What is needed. Check each line for the word "JSON" and give how many have it. Say nothing else.

— START OF Source material —

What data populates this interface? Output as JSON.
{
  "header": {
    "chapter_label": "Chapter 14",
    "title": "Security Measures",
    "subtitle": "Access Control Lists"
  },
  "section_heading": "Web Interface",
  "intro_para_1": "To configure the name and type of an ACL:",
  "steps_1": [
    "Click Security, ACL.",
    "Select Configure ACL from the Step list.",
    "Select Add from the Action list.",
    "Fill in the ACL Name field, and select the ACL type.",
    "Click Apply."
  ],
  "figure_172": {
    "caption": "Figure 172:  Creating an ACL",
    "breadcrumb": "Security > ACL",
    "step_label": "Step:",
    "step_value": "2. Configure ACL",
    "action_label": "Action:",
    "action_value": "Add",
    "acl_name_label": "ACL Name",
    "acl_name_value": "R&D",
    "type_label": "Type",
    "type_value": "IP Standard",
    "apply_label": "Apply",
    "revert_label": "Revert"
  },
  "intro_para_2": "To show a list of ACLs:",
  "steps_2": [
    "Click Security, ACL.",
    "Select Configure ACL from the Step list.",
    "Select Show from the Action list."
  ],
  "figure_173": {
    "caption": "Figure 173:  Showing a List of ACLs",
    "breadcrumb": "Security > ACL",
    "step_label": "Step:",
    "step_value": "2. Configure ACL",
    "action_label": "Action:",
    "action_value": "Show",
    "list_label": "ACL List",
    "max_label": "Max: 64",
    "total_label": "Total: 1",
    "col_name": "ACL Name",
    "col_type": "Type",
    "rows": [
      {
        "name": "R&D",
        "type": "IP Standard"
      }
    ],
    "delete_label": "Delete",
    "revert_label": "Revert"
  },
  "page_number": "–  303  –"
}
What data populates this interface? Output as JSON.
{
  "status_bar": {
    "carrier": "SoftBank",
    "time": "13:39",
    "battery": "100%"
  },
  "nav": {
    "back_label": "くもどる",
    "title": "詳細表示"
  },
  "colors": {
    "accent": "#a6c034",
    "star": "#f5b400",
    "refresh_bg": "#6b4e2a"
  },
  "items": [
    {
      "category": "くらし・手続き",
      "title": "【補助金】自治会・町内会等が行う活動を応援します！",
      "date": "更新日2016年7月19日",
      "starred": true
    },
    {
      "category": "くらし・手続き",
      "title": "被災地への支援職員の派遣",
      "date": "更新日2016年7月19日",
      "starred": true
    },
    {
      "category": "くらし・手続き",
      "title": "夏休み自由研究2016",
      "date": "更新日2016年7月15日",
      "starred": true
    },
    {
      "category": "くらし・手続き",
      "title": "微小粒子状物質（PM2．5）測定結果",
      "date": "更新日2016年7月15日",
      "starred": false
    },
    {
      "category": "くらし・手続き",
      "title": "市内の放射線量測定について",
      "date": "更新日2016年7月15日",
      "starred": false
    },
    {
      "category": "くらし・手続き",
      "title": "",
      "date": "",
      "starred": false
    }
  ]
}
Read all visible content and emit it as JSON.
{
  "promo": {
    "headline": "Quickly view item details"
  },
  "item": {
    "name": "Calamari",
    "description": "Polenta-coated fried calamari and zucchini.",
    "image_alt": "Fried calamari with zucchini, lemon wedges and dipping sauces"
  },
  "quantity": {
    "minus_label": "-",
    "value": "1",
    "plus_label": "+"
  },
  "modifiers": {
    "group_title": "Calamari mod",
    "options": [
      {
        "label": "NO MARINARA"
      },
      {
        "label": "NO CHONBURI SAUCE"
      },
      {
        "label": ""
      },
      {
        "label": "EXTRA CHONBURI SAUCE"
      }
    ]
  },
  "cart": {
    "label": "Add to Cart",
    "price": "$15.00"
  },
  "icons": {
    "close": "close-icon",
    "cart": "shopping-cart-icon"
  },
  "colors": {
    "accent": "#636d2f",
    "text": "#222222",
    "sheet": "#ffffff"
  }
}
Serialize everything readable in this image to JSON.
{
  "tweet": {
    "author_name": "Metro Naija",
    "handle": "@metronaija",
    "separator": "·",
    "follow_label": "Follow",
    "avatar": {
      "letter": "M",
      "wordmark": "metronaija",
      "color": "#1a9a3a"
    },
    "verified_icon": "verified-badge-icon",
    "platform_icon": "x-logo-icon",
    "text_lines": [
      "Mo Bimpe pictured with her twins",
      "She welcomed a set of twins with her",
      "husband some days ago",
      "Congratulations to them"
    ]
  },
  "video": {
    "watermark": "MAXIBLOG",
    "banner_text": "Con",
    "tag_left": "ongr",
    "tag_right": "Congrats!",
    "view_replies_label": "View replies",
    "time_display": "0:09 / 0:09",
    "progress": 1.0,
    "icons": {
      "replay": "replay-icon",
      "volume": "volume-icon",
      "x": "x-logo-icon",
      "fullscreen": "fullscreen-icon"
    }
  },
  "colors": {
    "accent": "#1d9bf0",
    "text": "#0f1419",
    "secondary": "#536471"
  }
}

— END OF Source material —

Task answer. 4